DIRECTIONS: Please return the full listing below without altering anything.

INPUT RECORDS:
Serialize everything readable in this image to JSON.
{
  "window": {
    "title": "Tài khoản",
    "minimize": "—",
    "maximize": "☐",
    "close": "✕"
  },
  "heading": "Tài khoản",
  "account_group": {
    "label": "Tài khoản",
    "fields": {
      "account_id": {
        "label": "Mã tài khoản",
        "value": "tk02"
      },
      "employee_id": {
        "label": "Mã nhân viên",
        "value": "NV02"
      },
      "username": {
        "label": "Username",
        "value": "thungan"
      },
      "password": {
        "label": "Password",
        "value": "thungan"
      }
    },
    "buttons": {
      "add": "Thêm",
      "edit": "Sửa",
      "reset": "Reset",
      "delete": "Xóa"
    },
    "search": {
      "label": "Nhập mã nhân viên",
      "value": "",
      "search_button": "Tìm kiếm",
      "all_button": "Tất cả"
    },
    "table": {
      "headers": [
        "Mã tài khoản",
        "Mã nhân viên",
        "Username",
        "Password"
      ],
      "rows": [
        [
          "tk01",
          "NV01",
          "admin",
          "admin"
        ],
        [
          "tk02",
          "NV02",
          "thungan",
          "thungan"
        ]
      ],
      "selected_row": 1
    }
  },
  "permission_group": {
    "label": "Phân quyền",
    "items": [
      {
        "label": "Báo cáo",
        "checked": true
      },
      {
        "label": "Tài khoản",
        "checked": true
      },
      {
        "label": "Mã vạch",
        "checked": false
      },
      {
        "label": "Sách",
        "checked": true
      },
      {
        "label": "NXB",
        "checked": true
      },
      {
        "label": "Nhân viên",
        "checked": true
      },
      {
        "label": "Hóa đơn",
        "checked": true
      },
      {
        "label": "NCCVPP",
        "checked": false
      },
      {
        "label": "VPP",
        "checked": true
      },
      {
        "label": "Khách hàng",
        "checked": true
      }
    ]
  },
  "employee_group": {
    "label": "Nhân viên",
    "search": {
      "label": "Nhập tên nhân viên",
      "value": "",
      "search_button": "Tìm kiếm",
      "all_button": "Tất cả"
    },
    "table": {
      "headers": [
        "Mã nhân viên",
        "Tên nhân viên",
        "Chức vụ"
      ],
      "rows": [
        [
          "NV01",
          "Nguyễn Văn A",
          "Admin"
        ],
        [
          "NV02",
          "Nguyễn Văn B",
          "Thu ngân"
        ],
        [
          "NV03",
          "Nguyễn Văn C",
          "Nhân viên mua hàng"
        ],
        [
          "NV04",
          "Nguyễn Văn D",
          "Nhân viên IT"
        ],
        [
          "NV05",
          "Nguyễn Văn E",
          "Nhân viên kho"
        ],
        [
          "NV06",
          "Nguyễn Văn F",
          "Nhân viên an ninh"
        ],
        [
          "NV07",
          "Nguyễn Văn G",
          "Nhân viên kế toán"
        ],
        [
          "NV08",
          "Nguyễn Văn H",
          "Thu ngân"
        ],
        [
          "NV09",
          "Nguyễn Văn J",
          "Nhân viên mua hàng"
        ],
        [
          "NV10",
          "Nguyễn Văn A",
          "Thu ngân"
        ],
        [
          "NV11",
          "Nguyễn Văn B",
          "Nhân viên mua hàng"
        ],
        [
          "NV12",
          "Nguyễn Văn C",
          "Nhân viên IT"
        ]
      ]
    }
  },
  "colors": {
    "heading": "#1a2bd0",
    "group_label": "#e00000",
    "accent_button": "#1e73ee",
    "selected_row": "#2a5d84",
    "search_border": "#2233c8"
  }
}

RESPONSE FOR THIS EXERCISE:
Serialize everything readable in this image to JSON.
{
  "window": {
    "title": "Tài khoản",
    "minimize": "—",
    "maximize": "☐",
    "close": "✕"
  },
  "heading": "Tài khoản",
  "account_group": {
    "label": "Tài khoản",
    "fields": {
      "account_id": {
        "label": "Mã tài khoản",
        "value": "tk02"
      },
      "employee_id": {
        "label": "Mã nhân viên",
        "value": "NV02"
      },
      "username": {
        "label": "Username",
        "value": "thungan"
      },
      "password": {
        "label": "Password",
        "value": "thungan"
      }
    },
    "buttons": {
      "add": "Thêm",
      "edit": "Sửa",
      "reset": "Reset",
      "delete": "Xóa"
    },
    "search": {
      "label": "Nhập mã nhân viên",
      "value": "",
      "search_button": "Tìm kiếm",
      "all_button": "Tất cả"
    },
    "table": {
      "headers": [
        "Mã tài khoản",
        "Mã nhân viên",
        "Username",
        "Password"
      ],
      "rows": [
        [
          "tk01",
          "NV01",
          "admin",
          "admin"
        ],
        [
          "tk02",
          "NV02",
          "thungan",
          "thungan"
        ]
      ],
      "selected_row": 1
    }
  },
  "permission_group": {
    "label": "Phân quyền",
    "items": [
      {
        "label": "Báo cáo",
        "checked": true
      },
      {
        "label": "Tài khoản",
        "checked": true
      },
      {
        "label": "Mã vạch",
        "checked": false
      },
      {
        "label": "Sách",
        "checked": true
      },
      {
        "label": "NXB",
        "checked": true
      },
      {
        "label": "Nhân viên",
        "checked": true
      },
      {
        "label": "Hóa đơn",
        "checked": true
      },
      {
        "label": "NCCVPP",
        "checked": false
      },
      {
        "label": "VPP",
        "checked": true
      },
      {
        "label": "Khách hàng",
        "checked": true
      }
    ]
  },
  "employee_group": {
    "label": "Nhân viên",
    "search": {
      "label": "Nhập tên nhân viên",
      "value": "",
      "search_button": "Tìm kiếm",
      "all_button": "Tất cả"
    },
    "table": {
      "headers": [
        "Mã nhân viên",
        "Tên nhân viên",
        "Chức vụ"
      ],
      "rows": [
        [
          "NV01",
          "Nguyễn Văn A",
          "Admin"
        ],
        [
          "NV02",
          "Nguyễn Văn B",
          "Thu ngân"
        ],
        [
          "NV03",
          "Nguyễn Văn C",
          "Nhân viên mua hàng"
        ],
        [
          "NV04",
          "Nguyễn Văn D",
          "Nhân viên IT"
        ],
        [
          "NV05",
          "Nguyễn Văn E",
          "Nhân viên kho"
        ],
        [
          "NV06",
          "Nguyễn Văn F",
          "Nhân viên an ninh"
        ],
        [
          "NV07",
          "Nguyễn Văn G",
          "Nhân viên kế toán"
        ],
        [
          "NV08",
          "Nguyễn Văn H",
          "Thu ngân"
        ],
        [
          "NV09",
          "Nguyễn Văn J",
          "Nhân viên mua hàng"
        ],
        [
          "NV10",
          "Nguyễn Văn A",
          "Thu ngân"
        ],
        [
          "NV11",
          "Nguyễn Văn B",
          "Nhân viên mua hàng"
        ],
        [
          "NV12",
          "Nguyễn Văn C",
          "Nhân viên IT"
        ]
      ]
    }
  },
  "colors": {
    "heading": "#1a2bd0",
    "group_label": "#e00000",
    "accent_button": "#1e73ee",
    "selected_row": "#2a5d84",
    "search_border": "#2233c8"
  }
}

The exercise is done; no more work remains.